### Records:
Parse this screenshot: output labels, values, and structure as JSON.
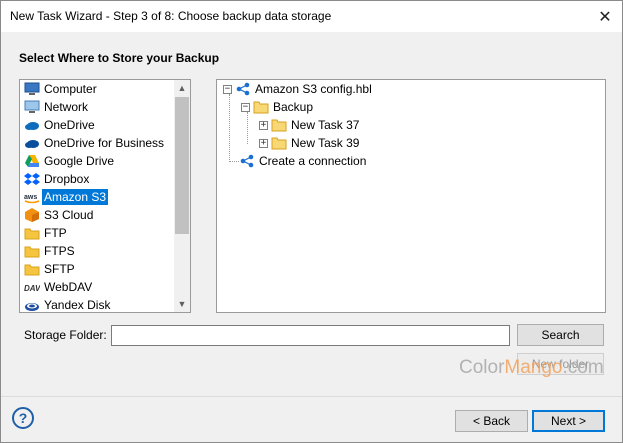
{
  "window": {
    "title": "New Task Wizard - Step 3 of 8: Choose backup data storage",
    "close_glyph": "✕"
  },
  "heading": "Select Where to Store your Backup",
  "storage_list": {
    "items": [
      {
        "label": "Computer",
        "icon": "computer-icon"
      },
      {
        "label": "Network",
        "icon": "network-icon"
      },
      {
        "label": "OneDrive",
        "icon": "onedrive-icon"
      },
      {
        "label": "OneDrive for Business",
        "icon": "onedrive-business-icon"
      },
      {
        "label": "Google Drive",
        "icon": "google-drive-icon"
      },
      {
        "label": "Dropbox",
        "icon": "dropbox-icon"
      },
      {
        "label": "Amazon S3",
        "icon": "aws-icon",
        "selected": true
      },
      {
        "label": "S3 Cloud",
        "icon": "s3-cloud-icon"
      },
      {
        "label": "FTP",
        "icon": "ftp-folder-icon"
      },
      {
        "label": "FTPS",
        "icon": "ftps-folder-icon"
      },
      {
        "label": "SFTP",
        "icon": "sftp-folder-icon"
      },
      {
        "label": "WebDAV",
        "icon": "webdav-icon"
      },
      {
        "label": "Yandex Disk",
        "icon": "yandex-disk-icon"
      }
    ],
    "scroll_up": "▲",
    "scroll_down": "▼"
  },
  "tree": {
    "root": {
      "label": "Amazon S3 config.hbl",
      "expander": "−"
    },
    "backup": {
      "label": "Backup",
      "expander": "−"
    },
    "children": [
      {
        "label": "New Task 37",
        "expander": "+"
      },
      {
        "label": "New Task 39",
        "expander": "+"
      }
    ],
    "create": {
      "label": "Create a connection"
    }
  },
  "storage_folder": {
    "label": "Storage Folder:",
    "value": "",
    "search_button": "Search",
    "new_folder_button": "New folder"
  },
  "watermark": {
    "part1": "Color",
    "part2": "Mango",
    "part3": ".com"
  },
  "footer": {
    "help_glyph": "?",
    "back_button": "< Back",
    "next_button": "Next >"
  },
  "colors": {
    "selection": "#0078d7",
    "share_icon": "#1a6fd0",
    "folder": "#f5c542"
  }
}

### Work to do:
Scan the material for lines with the word "Amazon", and copy each line you find.

### Correct response:
        "label": "Amazon S3",
      "label": "Amazon S3 config.hbl",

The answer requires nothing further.